Goal:
Provide only the number of lines in the data below that contain the word "label".

— Start Data for this exercise —

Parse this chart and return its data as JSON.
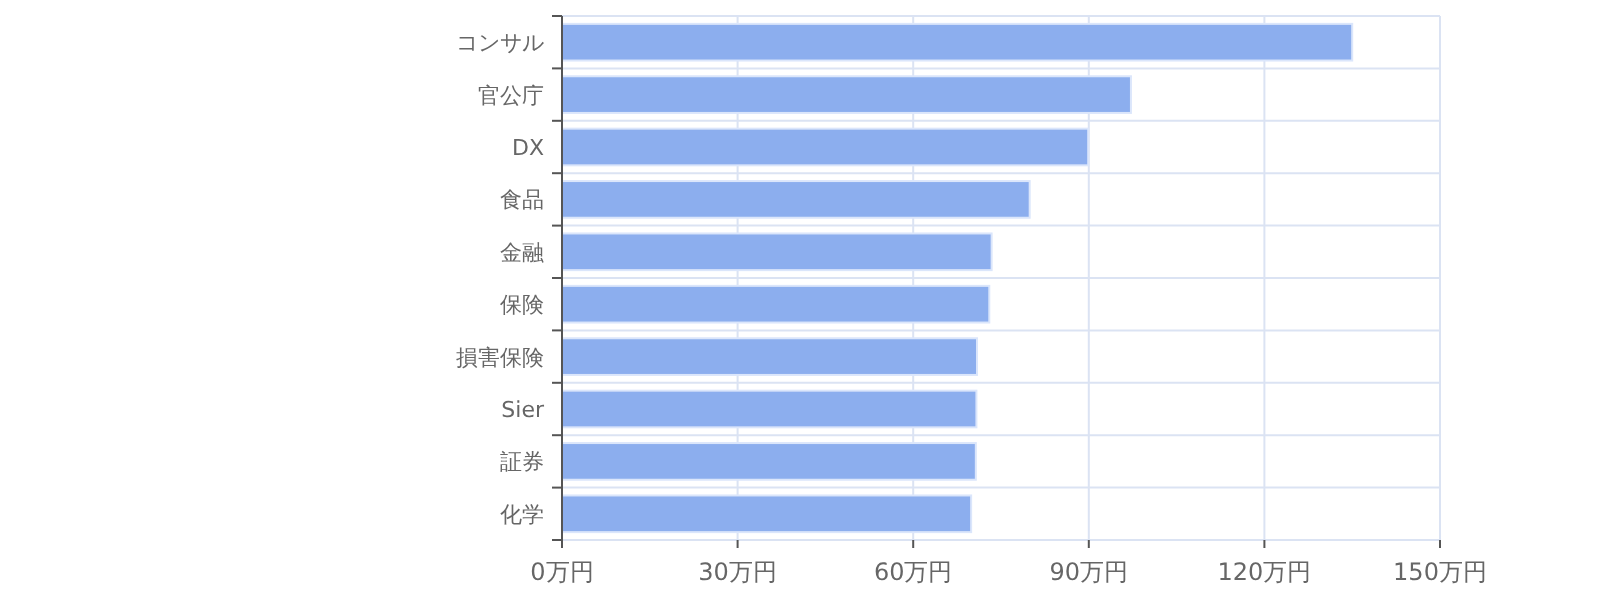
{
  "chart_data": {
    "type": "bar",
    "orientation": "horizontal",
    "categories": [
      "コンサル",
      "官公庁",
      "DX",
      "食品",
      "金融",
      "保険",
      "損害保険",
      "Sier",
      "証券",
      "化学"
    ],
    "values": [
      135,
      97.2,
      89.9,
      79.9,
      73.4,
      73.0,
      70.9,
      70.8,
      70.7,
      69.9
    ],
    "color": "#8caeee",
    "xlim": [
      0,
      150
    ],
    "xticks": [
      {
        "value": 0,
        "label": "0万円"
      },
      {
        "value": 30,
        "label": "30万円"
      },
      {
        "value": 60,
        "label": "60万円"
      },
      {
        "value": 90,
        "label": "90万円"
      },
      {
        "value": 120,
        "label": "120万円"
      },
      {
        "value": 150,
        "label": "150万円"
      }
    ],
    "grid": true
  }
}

— End Data for this exercise —

Correct response:
6